* Begin Provided data *

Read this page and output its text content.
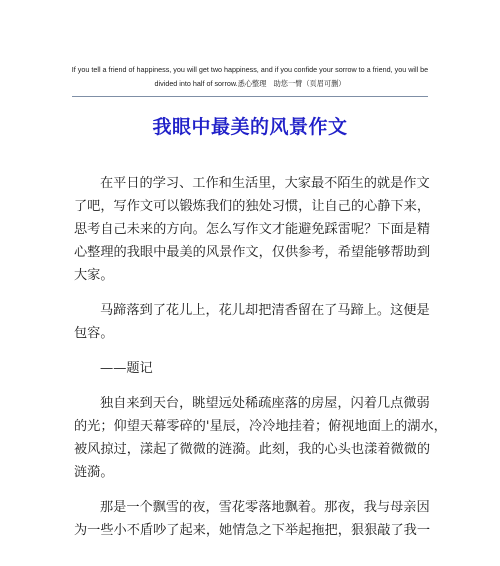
If you tell a friend of happiness, you will get two happiness, and if you confide your sorrow to a friend, you will be
divided into half of sorrow.悉心整理　助您一臂（页眉可删）
我眼中最美的风景作文
在平日的学习、工作和生活里，大家最不陌生的就是作文
了吧，写作文可以锻炼我们的独处习惯，让自己的心静下来，
思考自己未来的方向。怎么写作文才能避免踩雷呢？下面是精
心整理的我眼中最美的风景作文，仅供参考，希望能够帮助到
大家。
马蹄落到了花儿上，花儿却把清香留在了马蹄上。这便是
包容。
——题记
独自来到天台，眺望远处稀疏座落的房屋，闪着几点微弱
的光；仰望天幕零碎的'星辰，冷冷地挂着；俯视地面上的湖水，
被风掠过，漾起了微微的涟漪。此刻，我的心头也漾着微微的
涟漪。
那是一个飘雪的夜，雪花零落地飘着。那夜，我与母亲因
为一些小不盾吵了起来，她情急之下举起拖把，狠狠敲了我一
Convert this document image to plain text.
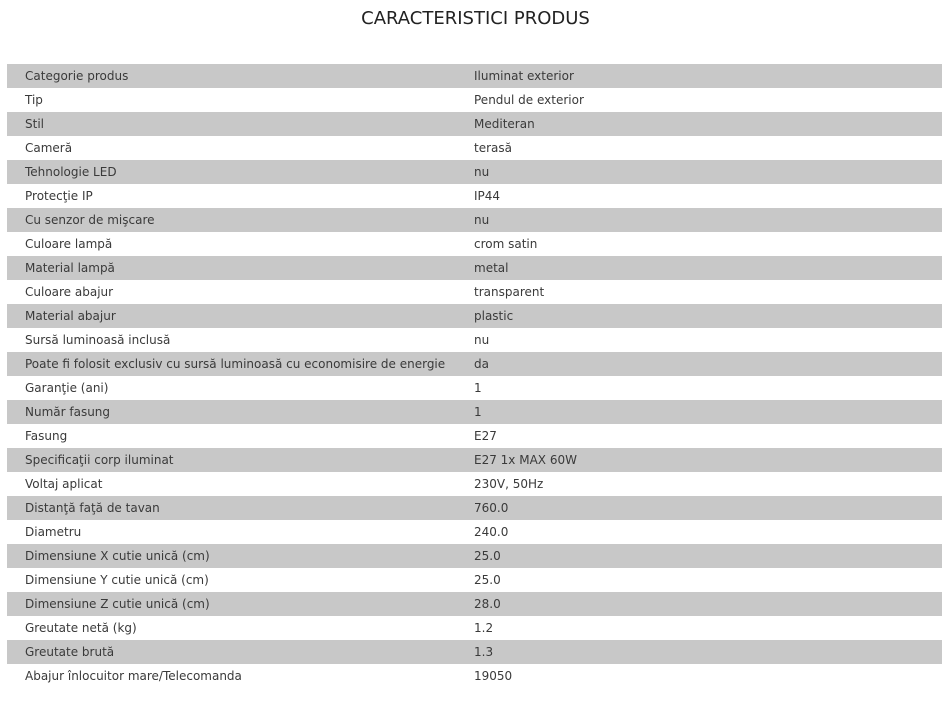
CARACTERISTICI PRODUS
Categorie produs	Iluminat exterior
Tip	Pendul de exterior
Stil	Mediteran
Cameră	terasă
Tehnologie LED	nu
Protecţie IP	IP44
Cu senzor de mişcare	nu
Culoare lampă	crom satin
Material lampă	metal
Culoare abajur	transparent
Material abajur	plastic
Sursă luminoasă inclusă	nu
Poate fi folosit exclusiv cu sursă luminoasă cu economisire de energie	da
Garanţie (ani)	1
Număr fasung	1
Fasung	E27
Specificaţii corp iluminat	E27 1x MAX 60W
Voltaj aplicat	230V, 50Hz
Distanţă faţă de tavan	760.0
Diametru	240.0
Dimensiune X cutie unică (cm)	25.0
Dimensiune Y cutie unică (cm)	25.0
Dimensiune Z cutie unică (cm)	28.0
Greutate netă (kg)	1.2
Greutate brută	1.3
Abajur înlocuitor mare/Telecomanda	19050
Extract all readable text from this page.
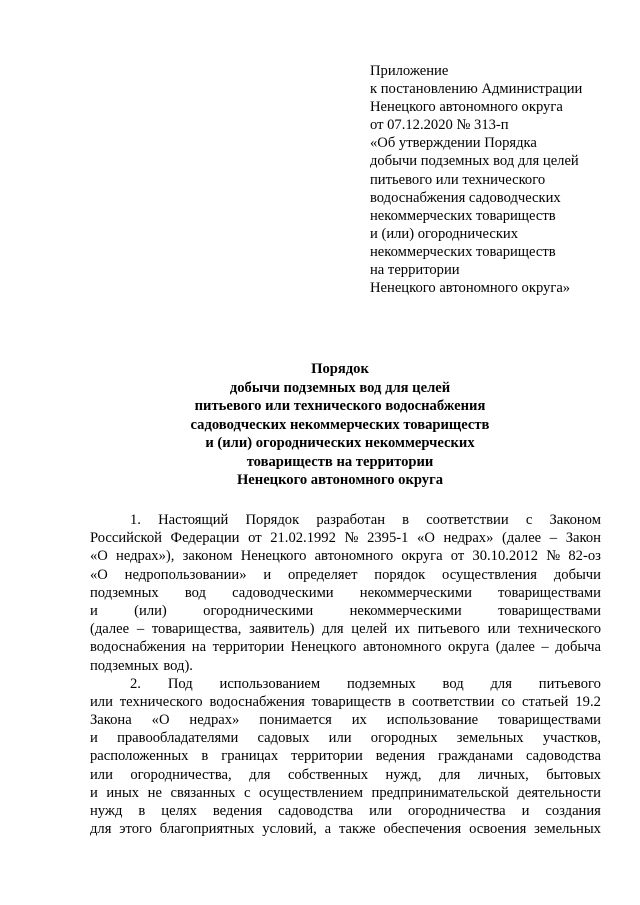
Приложение
к постановлению Администрации
Ненецкого автономного округа
от 07.12.2020 № 313-п
«Об утверждении Порядка
добычи подземных вод для целей
питьевого или технического
водоснабжения садоводческих
некоммерческих товариществ
и (или) огороднических
некоммерческих товариществ
на территории
Ненецкого автономного округа»
Порядок
добычи подземных вод для целей
питьевого или технического водоснабжения
садоводческих некоммерческих товариществ
и (или) огороднических некоммерческих
товариществ на территории
Ненецкого автономного округа
1. Настоящий Порядок разработан в соответствии с Законом
Российской Федерации от 21.02.1992 № 2395-1 «О недрах» (далее – Закон
«О недрах»), законом Ненецкого автономного округа от 30.10.2012 № 82-оз
«О недропользовании» и определяет порядок осуществления добычи
подземных вод садоводческими некоммерческими товариществами
и (или) огородническими некоммерческими товариществами
(далее – товарищества, заявитель) для целей их питьевого или технического
водоснабжения на территории Ненецкого автономного округа (далее – добыча
подземных вод).
2. Под использованием подземных вод для питьевого
или технического водоснабжения товариществ в соответствии со статьей 19.2
Закона «О недрах» понимается их использование товариществами
и правообладателями садовых или огородных земельных участков,
расположенных в границах территории ведения гражданами садоводства
или огородничества, для собственных нужд, для личных, бытовых
и иных не связанных с осуществлением предпринимательской деятельности
нужд в целях ведения садоводства или огородничества и создания
для этого благоприятных условий, а также обеспечения освоения земельных
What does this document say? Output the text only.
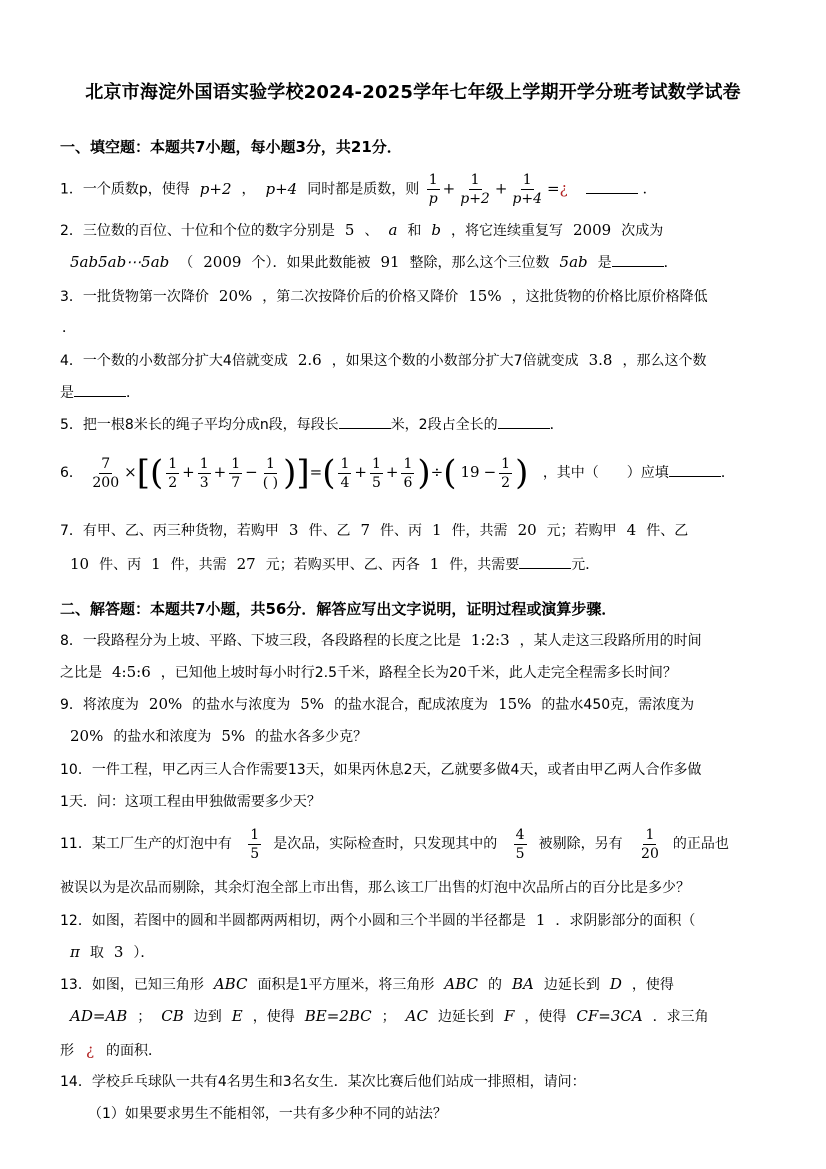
北京市海淀外国语实验学校2024-2025学年七年级上学期开学分班考试数学试卷
一、填空题：本题共7小题，每小题3分，共21分．
1．一个质数p，使得 p+2 ， p+4 同时都是质数，则 $\frac{1}{p} + \frac{1}{p+2} + \frac{1}{p+4}$ =¿	．
2．三位数的百位、十位和个位的数字分别是 5 、 a 和 b ，将它连续重复写 2009 次成为
5ab5ab⋯5ab （ 2009 个）．如果此数能被 91 整除，那么这个三位数 5ab 是	．
3．一批货物第一次降价 20% ，第二次按降价后的价格又降价 15% ，这批货物的价格比原价格降低
．
4．一个数的小数部分扩大4倍就变成 2.6 ，如果这个数的小数部分扩大7倍就变成 3.8 ，那么这个数
是	．
5．把一根8米长的绳子平均分成n段，每段长	米，2段占全长的	．
6． $\frac{7}{200}$ ×[( $\frac{1}{2} + \frac{1}{3} + \frac{1}{7} - \frac{1}{( )}$ )]=( $\frac{1}{4} + \frac{1}{5} + \frac{1}{6}$ )÷( $19 - \frac{1}{2}$ ) ，其中（　　）应填	．
7．有甲、乙、丙三种货物，若购甲 3 件、乙 7 件、丙 1 件，共需 20 元；若购甲 4 件、乙
10 件、丙 1 件，共需 27 元；若购买甲、乙、丙各 1 件，共需要	元．
二、解答题：本题共7小题，共56分．解答应写出文字说明，证明过程或演算步骤．
8．一段路程分为上坡、平路、下坡三段，各段路程的长度之比是 1:2:3 ，某人走这三段路所用的时间
之比是 4:5:6 ，已知他上坡时每小时行2.5千米，路程全长为20千米，此人走完全程需多长时间？
9．将浓度为 20% 的盐水与浓度为 5% 的盐水混合，配成浓度为 15% 的盐水450克，需浓度为
20% 的盐水和浓度为 5% 的盐水各多少克？
10．一件工程，甲乙丙三人合作需要13天，如果丙休息2天，乙就要多做4天，或者由甲乙两人合作多做
1天．问：这项工程由甲独做需要多少天？
11．某工厂生产的灯泡中有 $\frac{1}{5}$ 是次品，实际检查时，只发现其中的 $\frac{4}{5}$ 被剔除，另有 $\frac{1}{20}$ 的正品也
被误以为是次品而剔除，其余灯泡全部上市出售，那么该工厂出售的灯泡中次品所占的百分比是多少？
12．如图，若图中的圆和半圆都两两相切，两个小圆和三个半圆的半径都是 1 ．求阴影部分的面积（
π 取 3 ）．
13．如图，已知三角形 ABC 面积是1平方厘米，将三角形 ABC 的 BA 边延长到 D ，使得
AD=AB ； CB 边到 E ，使得 BE=2BC ； AC 边延长到 F ，使得 CF=3CA ．求三角
形 ¿ 的面积．
14．学校乒乓球队一共有4名男生和3名女生．某次比赛后他们站成一排照相，请问：
（1）如果要求男生不能相邻，一共有多少种不同的站法？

* End Provided data *

- _Stated exercise_
Search the listing for the string "边延长到". Copy each line where it turns up.

- _Problem solution_
13．如图，已知三角形 ABC 面积是1平方厘米，将三角形 ABC 的 BA 边延长到 D ，使得
AD=AB ； CB 边到 E ，使得 BE=2BC ； AC 边延长到 F ，使得 CF=3CA ．求三角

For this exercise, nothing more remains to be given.